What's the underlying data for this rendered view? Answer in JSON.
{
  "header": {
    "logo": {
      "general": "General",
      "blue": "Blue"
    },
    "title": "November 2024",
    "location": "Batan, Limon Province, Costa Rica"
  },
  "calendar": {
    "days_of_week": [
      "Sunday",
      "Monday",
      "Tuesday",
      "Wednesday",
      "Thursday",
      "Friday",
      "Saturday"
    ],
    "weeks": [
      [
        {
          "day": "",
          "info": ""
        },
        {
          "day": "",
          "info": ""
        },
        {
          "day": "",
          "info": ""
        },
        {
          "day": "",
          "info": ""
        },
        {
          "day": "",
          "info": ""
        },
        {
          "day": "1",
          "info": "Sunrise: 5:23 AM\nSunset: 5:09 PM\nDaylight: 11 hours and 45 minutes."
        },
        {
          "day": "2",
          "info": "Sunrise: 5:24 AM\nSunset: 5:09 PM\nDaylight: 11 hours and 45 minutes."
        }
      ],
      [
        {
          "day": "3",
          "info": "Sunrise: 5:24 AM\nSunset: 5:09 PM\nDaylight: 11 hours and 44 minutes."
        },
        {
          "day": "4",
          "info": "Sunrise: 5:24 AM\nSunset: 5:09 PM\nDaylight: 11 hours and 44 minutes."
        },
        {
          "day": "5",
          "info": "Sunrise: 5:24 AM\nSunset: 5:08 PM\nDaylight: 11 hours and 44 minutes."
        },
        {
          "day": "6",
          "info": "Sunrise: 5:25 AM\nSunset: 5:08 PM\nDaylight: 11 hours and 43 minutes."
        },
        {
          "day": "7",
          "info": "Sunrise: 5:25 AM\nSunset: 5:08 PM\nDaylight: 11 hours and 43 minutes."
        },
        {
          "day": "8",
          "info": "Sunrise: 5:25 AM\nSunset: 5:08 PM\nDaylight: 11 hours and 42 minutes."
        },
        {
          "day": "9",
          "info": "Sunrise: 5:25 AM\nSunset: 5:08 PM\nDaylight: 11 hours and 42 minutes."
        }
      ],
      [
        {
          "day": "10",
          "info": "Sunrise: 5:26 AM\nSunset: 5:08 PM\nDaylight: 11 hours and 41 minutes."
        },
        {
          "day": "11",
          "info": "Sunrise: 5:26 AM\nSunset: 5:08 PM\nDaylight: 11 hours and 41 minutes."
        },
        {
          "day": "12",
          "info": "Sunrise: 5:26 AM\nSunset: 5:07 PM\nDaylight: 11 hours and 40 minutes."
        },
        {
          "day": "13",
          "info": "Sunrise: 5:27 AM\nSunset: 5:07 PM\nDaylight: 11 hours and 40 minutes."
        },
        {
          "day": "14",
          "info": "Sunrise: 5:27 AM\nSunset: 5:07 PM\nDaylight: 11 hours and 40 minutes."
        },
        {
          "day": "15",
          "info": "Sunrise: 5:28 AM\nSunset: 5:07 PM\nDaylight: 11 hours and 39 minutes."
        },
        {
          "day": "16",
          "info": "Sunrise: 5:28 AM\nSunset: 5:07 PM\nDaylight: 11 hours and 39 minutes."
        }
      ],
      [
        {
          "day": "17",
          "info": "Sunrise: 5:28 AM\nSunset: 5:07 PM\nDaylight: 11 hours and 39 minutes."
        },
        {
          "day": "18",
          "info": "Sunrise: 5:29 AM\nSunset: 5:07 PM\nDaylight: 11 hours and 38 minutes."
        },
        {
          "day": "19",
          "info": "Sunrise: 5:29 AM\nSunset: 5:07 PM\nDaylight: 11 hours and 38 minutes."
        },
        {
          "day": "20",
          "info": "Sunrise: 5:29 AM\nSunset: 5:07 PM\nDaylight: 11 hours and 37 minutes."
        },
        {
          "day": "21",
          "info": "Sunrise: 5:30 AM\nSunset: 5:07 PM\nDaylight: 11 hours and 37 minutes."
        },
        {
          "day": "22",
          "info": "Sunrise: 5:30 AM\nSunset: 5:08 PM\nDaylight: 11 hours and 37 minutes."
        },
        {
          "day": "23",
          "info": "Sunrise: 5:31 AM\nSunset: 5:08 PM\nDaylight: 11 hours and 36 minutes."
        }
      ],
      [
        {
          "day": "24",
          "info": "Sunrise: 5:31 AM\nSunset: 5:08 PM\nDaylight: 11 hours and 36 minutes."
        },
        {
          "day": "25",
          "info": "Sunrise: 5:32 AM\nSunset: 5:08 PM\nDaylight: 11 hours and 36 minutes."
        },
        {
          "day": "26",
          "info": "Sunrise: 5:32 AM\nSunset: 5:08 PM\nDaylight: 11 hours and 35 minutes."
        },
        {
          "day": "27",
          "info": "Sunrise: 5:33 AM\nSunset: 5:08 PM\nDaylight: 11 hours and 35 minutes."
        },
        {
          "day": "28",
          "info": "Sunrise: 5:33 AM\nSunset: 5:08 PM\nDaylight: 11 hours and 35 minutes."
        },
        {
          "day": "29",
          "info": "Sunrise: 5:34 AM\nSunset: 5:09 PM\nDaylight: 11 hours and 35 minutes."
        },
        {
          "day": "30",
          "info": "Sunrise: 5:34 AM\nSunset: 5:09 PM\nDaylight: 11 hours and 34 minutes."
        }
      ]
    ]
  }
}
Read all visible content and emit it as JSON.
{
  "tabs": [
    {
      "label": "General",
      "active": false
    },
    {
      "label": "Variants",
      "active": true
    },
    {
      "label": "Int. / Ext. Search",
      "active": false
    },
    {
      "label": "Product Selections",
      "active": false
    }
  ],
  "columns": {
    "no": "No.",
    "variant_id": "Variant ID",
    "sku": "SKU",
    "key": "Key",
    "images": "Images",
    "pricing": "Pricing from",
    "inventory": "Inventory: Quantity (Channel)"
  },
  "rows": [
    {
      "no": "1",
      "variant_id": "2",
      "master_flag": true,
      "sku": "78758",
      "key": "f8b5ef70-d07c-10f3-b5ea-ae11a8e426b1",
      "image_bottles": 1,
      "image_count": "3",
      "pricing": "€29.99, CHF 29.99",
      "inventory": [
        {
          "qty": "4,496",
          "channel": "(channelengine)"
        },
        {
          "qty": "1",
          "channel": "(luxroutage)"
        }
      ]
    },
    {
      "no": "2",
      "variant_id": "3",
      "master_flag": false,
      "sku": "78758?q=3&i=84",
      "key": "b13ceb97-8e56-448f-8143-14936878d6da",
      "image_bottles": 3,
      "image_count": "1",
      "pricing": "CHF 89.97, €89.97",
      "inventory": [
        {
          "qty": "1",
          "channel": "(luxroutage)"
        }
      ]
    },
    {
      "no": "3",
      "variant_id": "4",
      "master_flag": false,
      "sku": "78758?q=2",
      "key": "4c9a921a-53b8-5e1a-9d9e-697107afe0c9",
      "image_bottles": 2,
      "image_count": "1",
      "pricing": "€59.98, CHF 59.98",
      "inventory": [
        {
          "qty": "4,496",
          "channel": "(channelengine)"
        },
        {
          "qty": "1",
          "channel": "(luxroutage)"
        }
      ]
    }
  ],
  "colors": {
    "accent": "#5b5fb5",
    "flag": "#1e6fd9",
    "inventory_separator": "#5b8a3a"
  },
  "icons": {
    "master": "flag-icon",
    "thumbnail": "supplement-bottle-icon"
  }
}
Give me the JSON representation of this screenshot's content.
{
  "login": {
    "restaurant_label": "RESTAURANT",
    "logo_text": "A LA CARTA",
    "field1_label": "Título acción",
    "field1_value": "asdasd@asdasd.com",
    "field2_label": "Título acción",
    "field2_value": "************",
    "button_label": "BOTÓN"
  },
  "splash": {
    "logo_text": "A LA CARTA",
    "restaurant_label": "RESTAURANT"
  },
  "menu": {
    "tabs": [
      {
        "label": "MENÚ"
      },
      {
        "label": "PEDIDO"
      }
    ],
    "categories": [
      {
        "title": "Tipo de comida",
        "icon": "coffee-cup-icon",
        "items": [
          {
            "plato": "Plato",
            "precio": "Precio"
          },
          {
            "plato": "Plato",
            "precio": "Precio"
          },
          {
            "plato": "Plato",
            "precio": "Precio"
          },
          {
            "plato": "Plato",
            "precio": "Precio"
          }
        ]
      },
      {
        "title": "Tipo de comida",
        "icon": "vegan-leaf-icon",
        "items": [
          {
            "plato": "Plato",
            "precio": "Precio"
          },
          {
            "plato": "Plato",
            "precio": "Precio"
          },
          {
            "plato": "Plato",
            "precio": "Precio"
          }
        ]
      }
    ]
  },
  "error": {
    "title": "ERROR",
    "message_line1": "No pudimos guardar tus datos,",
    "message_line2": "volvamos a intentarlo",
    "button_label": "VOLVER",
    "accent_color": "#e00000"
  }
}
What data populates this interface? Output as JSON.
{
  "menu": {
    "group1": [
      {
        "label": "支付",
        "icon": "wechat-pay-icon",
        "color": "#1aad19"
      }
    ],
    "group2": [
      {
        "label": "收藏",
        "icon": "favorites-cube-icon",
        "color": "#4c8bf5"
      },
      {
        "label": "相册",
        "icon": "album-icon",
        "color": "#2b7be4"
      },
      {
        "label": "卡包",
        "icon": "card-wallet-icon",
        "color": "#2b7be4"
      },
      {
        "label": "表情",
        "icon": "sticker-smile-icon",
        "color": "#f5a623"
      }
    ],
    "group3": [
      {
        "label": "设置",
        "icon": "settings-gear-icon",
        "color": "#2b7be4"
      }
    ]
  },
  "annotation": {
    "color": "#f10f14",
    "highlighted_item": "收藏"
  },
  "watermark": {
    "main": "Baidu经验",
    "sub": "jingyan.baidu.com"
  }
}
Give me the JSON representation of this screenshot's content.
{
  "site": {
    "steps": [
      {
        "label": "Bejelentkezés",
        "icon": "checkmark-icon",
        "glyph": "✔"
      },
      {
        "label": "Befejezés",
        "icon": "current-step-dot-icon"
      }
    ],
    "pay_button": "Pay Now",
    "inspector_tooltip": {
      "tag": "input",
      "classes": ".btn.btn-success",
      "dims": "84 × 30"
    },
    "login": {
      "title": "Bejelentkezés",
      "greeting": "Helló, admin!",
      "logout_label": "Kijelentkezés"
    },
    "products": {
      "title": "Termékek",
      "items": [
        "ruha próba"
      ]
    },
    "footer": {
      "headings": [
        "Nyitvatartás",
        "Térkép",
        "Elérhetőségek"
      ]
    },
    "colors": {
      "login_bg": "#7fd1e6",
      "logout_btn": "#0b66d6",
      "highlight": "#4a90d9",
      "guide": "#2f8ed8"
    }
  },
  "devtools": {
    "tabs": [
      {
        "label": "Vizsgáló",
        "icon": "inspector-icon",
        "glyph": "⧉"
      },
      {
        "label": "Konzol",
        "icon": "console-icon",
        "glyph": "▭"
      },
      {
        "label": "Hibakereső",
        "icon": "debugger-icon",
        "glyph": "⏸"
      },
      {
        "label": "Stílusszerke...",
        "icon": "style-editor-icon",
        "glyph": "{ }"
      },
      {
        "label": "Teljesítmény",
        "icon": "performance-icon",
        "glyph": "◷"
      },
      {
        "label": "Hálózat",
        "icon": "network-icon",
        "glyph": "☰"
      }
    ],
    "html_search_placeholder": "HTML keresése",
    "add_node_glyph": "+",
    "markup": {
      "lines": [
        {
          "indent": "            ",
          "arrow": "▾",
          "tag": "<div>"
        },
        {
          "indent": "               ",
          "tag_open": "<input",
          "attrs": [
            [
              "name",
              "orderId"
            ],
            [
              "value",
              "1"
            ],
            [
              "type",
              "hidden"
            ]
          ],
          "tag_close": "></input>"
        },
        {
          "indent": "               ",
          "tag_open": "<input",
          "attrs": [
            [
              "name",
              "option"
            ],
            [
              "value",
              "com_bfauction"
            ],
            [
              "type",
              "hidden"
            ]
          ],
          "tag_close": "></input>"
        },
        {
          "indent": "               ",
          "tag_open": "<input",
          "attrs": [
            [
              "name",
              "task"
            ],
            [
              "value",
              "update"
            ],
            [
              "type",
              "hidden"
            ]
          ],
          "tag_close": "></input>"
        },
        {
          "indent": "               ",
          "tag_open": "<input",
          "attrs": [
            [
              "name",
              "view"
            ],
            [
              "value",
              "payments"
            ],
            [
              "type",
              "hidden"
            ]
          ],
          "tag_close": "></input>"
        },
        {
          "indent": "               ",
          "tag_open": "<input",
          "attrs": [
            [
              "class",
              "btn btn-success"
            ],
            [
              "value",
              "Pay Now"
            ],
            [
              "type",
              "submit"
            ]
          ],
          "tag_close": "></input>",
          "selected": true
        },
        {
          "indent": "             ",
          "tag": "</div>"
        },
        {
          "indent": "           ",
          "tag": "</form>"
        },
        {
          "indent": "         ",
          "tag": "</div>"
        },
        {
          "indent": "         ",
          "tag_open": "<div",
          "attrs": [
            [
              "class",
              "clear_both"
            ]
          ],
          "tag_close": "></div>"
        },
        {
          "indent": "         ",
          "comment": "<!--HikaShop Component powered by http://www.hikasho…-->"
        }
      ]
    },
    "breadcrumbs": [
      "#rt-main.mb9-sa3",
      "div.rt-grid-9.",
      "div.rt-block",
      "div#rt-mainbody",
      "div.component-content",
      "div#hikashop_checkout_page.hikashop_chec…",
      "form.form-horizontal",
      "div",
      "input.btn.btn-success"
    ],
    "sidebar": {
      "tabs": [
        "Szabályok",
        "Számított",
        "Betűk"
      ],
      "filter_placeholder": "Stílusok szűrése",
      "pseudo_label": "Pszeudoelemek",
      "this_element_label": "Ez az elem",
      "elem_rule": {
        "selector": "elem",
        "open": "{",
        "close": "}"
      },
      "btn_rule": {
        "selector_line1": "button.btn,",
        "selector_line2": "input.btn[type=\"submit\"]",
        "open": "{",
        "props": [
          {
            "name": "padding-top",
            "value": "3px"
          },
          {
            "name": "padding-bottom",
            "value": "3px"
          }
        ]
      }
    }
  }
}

..............................

Directive »
Copy all lines from the material that include "padding".

Result of the task »
            "name": "padding-top",
            "name": "padding-bottom",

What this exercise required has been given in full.